(Data records)

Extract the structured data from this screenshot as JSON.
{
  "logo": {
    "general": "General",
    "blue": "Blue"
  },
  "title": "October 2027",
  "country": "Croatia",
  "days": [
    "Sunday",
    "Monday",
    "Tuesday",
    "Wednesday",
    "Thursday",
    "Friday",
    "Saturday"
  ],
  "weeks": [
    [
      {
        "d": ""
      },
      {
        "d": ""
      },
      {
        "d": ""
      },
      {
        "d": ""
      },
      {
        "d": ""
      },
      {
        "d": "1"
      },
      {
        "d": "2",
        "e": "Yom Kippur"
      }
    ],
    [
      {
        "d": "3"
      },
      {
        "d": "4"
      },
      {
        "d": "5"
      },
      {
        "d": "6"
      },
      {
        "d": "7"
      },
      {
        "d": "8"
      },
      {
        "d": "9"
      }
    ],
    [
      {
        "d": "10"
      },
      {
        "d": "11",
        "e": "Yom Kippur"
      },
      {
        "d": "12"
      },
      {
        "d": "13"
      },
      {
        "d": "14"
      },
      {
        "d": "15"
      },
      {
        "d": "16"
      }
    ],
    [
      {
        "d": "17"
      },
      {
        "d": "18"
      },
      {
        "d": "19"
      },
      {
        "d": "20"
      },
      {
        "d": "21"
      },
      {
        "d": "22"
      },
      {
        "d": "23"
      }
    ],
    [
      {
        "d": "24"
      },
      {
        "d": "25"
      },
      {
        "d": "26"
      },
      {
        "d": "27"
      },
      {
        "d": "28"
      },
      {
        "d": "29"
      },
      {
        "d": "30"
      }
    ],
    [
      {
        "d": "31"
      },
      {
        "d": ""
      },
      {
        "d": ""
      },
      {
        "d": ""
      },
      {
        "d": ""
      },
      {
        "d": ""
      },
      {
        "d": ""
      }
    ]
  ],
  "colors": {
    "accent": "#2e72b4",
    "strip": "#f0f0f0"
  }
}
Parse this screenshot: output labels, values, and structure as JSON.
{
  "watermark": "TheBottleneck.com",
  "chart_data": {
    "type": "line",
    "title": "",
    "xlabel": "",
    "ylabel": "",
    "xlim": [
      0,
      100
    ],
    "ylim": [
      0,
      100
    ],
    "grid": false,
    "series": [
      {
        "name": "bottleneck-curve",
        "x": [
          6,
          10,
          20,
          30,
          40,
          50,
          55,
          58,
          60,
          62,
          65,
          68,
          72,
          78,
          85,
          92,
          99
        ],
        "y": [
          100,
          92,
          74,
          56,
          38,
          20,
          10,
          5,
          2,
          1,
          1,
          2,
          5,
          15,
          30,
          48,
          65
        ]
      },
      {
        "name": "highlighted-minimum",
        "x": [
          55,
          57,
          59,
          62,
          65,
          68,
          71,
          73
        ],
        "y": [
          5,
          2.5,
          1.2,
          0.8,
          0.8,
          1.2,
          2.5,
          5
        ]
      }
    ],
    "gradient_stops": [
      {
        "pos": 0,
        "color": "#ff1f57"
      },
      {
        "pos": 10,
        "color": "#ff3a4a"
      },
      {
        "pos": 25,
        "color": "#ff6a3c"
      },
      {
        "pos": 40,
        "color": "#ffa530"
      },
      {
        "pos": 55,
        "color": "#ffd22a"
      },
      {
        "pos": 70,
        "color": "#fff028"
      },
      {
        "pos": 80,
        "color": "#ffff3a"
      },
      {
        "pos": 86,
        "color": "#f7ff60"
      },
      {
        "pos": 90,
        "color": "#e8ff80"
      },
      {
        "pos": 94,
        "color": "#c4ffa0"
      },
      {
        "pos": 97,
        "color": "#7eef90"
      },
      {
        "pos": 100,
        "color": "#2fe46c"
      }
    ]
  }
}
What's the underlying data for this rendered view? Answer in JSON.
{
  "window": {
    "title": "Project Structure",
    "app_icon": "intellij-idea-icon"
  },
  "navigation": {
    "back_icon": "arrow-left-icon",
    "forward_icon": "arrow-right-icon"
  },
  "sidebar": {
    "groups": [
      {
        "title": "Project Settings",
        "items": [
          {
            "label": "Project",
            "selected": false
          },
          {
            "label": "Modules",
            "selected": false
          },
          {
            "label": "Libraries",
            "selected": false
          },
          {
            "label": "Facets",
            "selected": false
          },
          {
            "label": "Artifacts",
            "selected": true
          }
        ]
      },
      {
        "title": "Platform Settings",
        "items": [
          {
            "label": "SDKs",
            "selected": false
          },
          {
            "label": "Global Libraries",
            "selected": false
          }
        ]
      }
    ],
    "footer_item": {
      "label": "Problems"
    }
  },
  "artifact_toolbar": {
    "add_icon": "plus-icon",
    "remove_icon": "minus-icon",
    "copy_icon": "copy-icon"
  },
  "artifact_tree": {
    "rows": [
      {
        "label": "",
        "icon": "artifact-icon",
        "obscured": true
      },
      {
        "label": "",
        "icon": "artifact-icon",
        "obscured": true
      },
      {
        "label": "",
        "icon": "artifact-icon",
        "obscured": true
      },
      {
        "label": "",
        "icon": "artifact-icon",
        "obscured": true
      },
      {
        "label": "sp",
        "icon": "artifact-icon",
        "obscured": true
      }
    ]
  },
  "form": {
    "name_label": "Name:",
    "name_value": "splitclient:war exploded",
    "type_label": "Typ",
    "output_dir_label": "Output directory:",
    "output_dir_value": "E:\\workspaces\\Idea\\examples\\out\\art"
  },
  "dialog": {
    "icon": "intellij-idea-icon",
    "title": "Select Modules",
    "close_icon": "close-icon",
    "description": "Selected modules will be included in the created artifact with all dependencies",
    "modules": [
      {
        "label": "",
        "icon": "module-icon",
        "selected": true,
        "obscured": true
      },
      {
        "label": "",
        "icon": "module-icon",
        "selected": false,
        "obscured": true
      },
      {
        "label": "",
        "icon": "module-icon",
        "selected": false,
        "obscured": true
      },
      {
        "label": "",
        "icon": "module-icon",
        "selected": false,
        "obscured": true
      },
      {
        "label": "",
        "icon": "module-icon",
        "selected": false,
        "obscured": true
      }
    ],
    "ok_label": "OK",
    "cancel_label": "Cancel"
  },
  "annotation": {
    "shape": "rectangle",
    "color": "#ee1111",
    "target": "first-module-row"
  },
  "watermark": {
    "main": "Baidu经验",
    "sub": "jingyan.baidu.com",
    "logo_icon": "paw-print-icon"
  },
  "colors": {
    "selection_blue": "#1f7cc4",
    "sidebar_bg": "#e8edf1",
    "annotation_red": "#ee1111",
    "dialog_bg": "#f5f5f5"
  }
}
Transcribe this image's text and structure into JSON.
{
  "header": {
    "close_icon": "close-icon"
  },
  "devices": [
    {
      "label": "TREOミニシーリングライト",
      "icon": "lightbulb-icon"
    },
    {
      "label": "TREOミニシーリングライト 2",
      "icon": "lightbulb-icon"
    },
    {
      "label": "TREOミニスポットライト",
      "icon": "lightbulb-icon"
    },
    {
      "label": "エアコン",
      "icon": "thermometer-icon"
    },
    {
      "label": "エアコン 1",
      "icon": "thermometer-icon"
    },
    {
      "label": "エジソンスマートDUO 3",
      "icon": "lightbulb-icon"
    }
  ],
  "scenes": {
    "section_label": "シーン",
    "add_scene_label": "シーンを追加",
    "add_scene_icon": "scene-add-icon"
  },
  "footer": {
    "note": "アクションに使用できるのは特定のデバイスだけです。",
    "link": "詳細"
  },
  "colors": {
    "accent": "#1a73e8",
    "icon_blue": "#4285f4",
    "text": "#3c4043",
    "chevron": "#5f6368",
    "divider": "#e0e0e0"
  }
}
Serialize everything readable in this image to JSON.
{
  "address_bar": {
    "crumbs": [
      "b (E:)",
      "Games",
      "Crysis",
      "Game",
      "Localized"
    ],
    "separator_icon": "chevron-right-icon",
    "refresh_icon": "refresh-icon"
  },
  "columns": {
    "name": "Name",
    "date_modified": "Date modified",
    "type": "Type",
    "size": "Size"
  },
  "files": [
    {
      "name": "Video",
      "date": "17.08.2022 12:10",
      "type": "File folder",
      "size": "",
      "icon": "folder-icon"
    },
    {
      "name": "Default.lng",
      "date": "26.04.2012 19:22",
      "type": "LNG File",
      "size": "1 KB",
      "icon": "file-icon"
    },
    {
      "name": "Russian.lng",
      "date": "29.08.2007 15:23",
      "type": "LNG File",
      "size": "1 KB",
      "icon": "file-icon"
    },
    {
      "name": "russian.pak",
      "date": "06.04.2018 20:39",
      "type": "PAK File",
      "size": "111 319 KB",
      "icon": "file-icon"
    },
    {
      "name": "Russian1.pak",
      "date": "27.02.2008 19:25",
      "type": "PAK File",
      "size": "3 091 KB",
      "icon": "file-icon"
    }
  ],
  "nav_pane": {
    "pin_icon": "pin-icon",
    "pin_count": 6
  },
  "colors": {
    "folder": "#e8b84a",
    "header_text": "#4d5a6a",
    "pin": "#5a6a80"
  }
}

What you will do
Count the lines of the data that include the string "JSON", and give only that number.

Completed task
5